(Records from a data source)
========

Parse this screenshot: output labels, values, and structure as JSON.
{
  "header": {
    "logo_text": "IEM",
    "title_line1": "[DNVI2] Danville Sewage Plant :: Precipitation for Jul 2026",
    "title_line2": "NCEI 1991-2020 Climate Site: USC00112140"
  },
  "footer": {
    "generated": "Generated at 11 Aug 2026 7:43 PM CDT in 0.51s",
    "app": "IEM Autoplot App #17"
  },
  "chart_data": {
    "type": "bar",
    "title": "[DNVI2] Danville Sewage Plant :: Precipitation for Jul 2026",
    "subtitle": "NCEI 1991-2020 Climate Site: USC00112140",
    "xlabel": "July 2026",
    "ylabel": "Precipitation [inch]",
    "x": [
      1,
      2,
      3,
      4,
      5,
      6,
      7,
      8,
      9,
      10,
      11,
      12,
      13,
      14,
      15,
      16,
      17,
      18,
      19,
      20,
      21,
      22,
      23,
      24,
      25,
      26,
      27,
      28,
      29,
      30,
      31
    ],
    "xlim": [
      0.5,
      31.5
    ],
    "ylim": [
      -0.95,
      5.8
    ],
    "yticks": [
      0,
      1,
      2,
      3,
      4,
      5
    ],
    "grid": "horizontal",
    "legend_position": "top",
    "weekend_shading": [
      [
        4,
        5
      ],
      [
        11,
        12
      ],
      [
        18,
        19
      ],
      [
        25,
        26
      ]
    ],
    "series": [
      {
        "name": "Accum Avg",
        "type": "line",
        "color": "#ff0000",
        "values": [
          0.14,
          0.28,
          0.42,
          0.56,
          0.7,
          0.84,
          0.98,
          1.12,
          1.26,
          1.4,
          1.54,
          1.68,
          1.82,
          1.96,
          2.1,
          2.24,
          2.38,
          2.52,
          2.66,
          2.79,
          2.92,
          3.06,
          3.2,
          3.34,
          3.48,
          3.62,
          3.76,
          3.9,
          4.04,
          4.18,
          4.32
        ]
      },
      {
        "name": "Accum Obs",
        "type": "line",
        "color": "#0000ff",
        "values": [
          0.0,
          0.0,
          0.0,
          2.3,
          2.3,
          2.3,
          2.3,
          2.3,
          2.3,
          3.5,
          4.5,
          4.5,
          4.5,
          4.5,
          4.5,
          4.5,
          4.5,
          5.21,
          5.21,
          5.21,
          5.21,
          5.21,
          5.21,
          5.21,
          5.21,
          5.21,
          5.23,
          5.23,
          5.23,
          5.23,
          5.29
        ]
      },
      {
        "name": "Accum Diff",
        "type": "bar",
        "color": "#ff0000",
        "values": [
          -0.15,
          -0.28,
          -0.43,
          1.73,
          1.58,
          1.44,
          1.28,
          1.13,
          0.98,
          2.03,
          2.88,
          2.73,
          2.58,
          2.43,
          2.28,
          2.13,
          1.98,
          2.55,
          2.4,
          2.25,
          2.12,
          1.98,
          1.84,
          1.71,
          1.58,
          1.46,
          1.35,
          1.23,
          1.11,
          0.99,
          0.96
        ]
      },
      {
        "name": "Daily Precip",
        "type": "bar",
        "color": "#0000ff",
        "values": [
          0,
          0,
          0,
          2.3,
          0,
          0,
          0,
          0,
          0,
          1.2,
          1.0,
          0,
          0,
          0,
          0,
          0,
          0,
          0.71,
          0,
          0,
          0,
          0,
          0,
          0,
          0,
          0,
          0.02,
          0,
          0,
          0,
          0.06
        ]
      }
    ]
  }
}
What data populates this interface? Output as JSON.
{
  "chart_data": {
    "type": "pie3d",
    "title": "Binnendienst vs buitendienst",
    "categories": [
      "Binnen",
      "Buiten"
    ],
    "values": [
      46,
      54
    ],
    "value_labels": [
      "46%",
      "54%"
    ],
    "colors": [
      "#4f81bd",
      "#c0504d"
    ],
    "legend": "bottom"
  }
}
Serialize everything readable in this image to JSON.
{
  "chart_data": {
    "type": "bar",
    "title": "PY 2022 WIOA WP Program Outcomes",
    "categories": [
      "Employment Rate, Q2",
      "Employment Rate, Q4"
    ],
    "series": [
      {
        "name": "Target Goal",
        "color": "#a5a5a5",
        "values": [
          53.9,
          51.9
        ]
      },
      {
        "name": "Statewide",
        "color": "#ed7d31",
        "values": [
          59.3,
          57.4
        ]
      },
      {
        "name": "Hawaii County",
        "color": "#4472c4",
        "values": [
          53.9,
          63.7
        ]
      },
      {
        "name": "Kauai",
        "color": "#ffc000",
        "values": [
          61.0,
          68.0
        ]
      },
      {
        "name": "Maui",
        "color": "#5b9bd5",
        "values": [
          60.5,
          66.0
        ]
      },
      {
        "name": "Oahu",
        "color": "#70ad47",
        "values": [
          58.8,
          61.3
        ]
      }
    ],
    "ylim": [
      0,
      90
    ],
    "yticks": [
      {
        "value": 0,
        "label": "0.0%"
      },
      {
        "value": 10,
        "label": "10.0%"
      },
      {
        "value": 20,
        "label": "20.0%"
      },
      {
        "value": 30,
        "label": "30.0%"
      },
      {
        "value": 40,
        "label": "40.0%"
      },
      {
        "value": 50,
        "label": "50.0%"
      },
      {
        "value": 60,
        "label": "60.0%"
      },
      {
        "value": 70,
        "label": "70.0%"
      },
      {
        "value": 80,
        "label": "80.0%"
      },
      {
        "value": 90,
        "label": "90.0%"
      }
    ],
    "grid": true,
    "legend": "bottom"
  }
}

========

WHAT THE EXERCISE ASKS: Using the material above, gather every line that includes "JSON".

EXERCISE ANSWER:
Parse this screenshot: output labels, values, and structure as JSON.
What data populates this interface? Output as JSON.
Serialize everything readable in this image to JSON.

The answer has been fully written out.